■ **GOAL**
For each line that holds "Схема", copy the line out.

[Items from a figure collection]
-=-=-
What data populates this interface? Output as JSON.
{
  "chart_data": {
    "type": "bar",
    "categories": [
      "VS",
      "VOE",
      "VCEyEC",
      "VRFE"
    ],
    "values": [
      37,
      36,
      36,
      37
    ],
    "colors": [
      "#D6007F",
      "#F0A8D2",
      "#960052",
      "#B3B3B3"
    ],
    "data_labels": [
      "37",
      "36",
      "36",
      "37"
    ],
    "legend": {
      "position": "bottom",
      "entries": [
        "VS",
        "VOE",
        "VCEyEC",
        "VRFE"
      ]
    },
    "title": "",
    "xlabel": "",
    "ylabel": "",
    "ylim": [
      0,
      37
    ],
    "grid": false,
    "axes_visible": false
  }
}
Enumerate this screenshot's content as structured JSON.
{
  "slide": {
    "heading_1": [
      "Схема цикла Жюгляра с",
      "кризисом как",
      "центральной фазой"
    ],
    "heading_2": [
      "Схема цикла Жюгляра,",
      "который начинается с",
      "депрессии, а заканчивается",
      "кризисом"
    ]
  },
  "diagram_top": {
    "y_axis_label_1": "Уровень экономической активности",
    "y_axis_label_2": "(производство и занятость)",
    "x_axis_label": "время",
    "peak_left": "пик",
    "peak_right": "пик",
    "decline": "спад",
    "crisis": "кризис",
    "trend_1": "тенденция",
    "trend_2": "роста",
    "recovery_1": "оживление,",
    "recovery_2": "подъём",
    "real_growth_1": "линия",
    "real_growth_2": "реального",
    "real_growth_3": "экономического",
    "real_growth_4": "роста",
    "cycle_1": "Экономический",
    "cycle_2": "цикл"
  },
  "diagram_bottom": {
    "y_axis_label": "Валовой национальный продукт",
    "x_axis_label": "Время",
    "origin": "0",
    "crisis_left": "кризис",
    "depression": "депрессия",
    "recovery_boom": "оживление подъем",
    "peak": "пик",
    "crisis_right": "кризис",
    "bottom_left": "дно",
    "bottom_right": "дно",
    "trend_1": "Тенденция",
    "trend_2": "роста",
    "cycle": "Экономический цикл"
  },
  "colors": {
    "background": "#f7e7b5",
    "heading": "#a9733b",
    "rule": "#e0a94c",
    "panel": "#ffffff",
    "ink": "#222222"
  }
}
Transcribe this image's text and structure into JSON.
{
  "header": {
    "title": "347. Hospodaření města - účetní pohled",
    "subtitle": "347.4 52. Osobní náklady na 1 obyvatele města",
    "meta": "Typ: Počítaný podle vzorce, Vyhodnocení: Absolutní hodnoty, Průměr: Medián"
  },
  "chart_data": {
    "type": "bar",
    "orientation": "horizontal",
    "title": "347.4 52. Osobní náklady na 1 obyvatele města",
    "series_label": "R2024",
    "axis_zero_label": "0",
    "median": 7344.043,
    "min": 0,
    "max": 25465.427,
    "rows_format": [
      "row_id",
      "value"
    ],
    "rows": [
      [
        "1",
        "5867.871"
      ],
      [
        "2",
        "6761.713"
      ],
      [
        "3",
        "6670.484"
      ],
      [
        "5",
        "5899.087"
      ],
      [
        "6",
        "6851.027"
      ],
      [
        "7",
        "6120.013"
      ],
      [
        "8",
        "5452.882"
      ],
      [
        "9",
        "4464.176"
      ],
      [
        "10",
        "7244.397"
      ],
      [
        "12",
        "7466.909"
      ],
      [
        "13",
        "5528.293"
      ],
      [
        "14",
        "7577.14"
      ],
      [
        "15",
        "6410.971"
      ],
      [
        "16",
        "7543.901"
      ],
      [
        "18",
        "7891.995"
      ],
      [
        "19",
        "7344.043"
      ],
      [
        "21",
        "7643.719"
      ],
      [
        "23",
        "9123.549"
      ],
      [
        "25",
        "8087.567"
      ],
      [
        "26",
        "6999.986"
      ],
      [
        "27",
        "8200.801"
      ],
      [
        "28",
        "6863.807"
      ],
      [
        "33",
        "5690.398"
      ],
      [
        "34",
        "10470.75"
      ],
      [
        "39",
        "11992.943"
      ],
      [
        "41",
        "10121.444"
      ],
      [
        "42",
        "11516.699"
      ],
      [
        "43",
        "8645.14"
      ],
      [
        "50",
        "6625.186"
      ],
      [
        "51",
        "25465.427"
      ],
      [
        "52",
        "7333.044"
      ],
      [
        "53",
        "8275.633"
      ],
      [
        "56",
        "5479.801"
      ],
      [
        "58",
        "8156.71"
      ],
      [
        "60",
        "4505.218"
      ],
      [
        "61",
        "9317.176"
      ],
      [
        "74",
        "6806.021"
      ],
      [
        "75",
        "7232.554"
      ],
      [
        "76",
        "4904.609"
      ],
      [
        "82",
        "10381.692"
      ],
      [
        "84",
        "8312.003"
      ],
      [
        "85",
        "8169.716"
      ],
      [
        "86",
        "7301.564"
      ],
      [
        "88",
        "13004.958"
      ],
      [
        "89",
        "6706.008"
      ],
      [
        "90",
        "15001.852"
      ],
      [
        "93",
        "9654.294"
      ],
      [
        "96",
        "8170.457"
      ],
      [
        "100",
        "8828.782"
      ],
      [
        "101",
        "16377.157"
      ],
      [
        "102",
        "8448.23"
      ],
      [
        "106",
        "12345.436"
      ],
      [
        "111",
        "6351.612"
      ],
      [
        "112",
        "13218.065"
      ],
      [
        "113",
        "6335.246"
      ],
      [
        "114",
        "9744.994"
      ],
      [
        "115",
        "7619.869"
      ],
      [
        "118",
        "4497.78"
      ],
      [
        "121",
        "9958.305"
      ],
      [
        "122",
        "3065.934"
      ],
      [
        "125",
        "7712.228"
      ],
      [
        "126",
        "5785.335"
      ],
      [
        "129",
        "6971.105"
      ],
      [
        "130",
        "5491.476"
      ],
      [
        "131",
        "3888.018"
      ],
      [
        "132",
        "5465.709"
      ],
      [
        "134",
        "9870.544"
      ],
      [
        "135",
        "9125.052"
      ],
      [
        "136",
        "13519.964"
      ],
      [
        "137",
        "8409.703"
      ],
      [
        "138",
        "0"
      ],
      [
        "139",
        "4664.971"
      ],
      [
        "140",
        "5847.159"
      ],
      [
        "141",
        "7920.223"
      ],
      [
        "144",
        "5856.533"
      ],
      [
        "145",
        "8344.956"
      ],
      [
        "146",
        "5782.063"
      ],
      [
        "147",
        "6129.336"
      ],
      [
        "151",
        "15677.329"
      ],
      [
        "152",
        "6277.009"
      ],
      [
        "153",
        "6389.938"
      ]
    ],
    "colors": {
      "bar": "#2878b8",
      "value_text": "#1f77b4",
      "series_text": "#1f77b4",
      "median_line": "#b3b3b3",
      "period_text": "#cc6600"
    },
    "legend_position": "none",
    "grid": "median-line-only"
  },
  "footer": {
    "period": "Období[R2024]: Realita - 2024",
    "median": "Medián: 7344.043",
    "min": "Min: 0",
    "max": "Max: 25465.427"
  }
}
-=-=-
■ **THE REPLY**
      "Схема цикла Жюгляра с",
      "Схема цикла Жюгляра,",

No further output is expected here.